## Do this
From the listing below, return each line that includes "margin".

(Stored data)
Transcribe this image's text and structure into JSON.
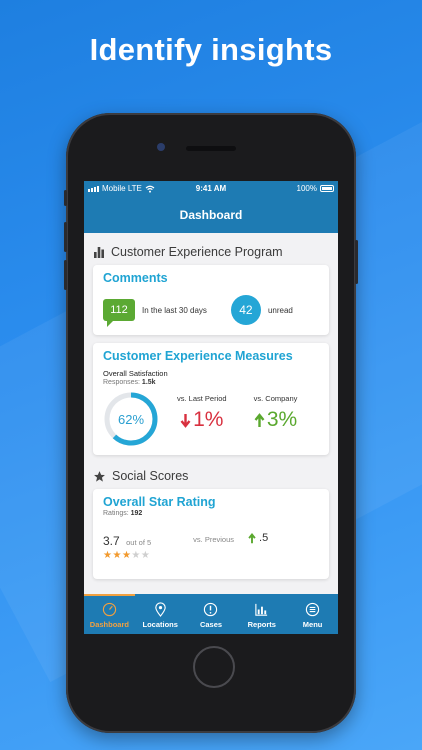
{
  "headline": "Identify insights",
  "status_bar": {
    "carrier": "Mobile",
    "network": "LTE",
    "time": "9:41 AM",
    "battery": "100%"
  },
  "nav": {
    "title": "Dashboard"
  },
  "cx_program": {
    "title": "Customer Experience Program",
    "icon": "bar-chart-icon"
  },
  "comments": {
    "title": "Comments",
    "count": "112",
    "count_label": "In the last 30 days",
    "unread_count": "42",
    "unread_label": "unread",
    "accent": "#5ba933",
    "unread_color": "#25a6d6"
  },
  "measures": {
    "title": "Customer Experience Measures",
    "metric": "Overall Satisfaction",
    "responses_label": "Responses:",
    "responses_value": "1.5k",
    "satisfaction_percent": 62,
    "satisfaction_label": "62%",
    "vs_last_period_label": "vs. Last Period",
    "vs_last_period_value": "1%",
    "vs_last_period_direction": "down",
    "vs_company_label": "vs. Company",
    "vs_company_value": "3%",
    "vs_company_direction": "up",
    "down_color": "#d8303f",
    "up_color": "#5aa82e"
  },
  "social": {
    "title": "Social Scores",
    "icon": "star-icon"
  },
  "star_rating": {
    "title": "Overall Star Rating",
    "ratings_label": "Ratings:",
    "ratings_value": "192",
    "score": "3.7",
    "out_of": "out of 5",
    "stars_rating": 3.7,
    "vs_previous_label": "vs. Previous",
    "vs_previous_value": ".5",
    "vs_previous_direction": "up"
  },
  "tabs": [
    {
      "label": "Dashboard",
      "icon": "speedometer-icon",
      "active": true
    },
    {
      "label": "Locations",
      "icon": "location-pin-icon",
      "active": false
    },
    {
      "label": "Cases",
      "icon": "alert-circle-icon",
      "active": false
    },
    {
      "label": "Reports",
      "icon": "reports-chart-icon",
      "active": false
    },
    {
      "label": "Menu",
      "icon": "menu-icon",
      "active": false
    }
  ]
}
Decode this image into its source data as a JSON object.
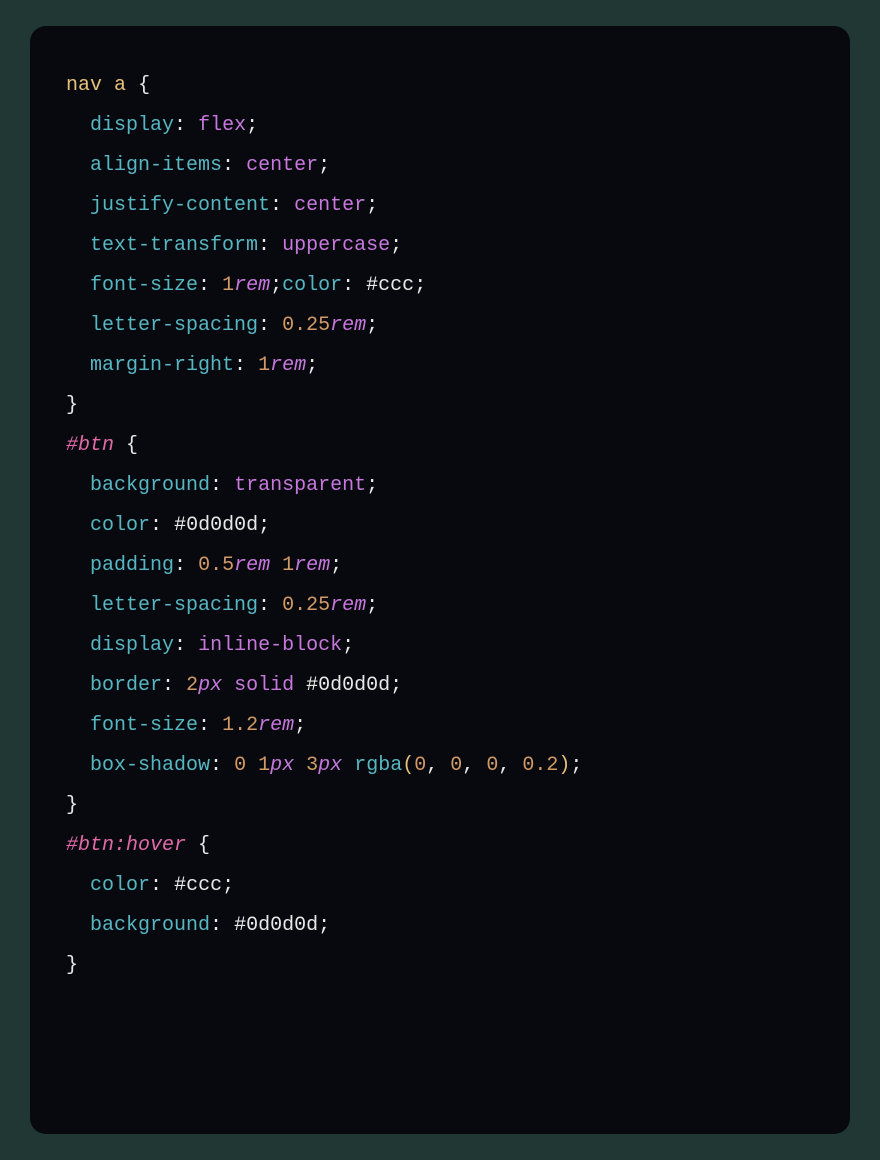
{
  "code": {
    "language": "css",
    "rules": [
      {
        "selector": "nav a",
        "declarations": [
          {
            "property": "display",
            "value": "flex"
          },
          {
            "property": "align-items",
            "value": "center"
          },
          {
            "property": "justify-content",
            "value": "center"
          },
          {
            "property": "text-transform",
            "value": "uppercase"
          },
          {
            "property": "font-size",
            "value": "1rem"
          },
          {
            "property": "color",
            "value": "#ccc",
            "same_line_as_previous": true
          },
          {
            "property": "letter-spacing",
            "value": "0.25rem"
          },
          {
            "property": "margin-right",
            "value": "1rem"
          }
        ]
      },
      {
        "selector": "#btn",
        "declarations": [
          {
            "property": "background",
            "value": "transparent"
          },
          {
            "property": "color",
            "value": "#0d0d0d"
          },
          {
            "property": "padding",
            "value": "0.5rem 1rem"
          },
          {
            "property": "letter-spacing",
            "value": "0.25rem"
          },
          {
            "property": "display",
            "value": "inline-block"
          },
          {
            "property": "border",
            "value": "2px solid #0d0d0d"
          },
          {
            "property": "font-size",
            "value": "1.2rem"
          },
          {
            "property": "box-shadow",
            "value": "0 1px 3px rgba(0, 0, 0, 0.2)"
          }
        ]
      },
      {
        "selector": "#btn:hover",
        "declarations": [
          {
            "property": "color",
            "value": "#ccc"
          },
          {
            "property": "background",
            "value": "#0d0d0d"
          }
        ]
      }
    ],
    "tokens": {
      "sel_nav": "nav",
      "sel_a": "a",
      "sel_btn": "#btn",
      "sel_hover": ":hover",
      "brace_open": "{",
      "brace_close": "}",
      "colon": ":",
      "semicolon": ";",
      "comma": ",",
      "space": " ",
      "p_display": "display",
      "v_flex": "flex",
      "p_align_items": "align-items",
      "v_center": "center",
      "p_justify_content": "justify-content",
      "p_text_transform": "text-transform",
      "v_uppercase": "uppercase",
      "p_font_size": "font-size",
      "n_1": "1",
      "u_rem": "rem",
      "p_color": "color",
      "h_ccc": "#ccc",
      "p_letter_spacing": "letter-spacing",
      "n_025": "0.25",
      "p_margin_right": "margin-right",
      "p_background": "background",
      "v_transparent": "transparent",
      "h_0d": "#0d0d0d",
      "p_padding": "padding",
      "n_05": "0.5",
      "v_inline_block": "inline-block",
      "p_border": "border",
      "n_2": "2",
      "u_px": "px",
      "v_solid": "solid",
      "n_1_2": "1.2",
      "p_box_shadow": "box-shadow",
      "n_0": "0",
      "n_3": "3",
      "fn_rgba": "rgba",
      "paren_open": "(",
      "paren_close": ")",
      "n_0_2": "0.2"
    }
  }
}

## Result of the exercise
            "property": "margin-right",
      "p_margin_right": "margin-right",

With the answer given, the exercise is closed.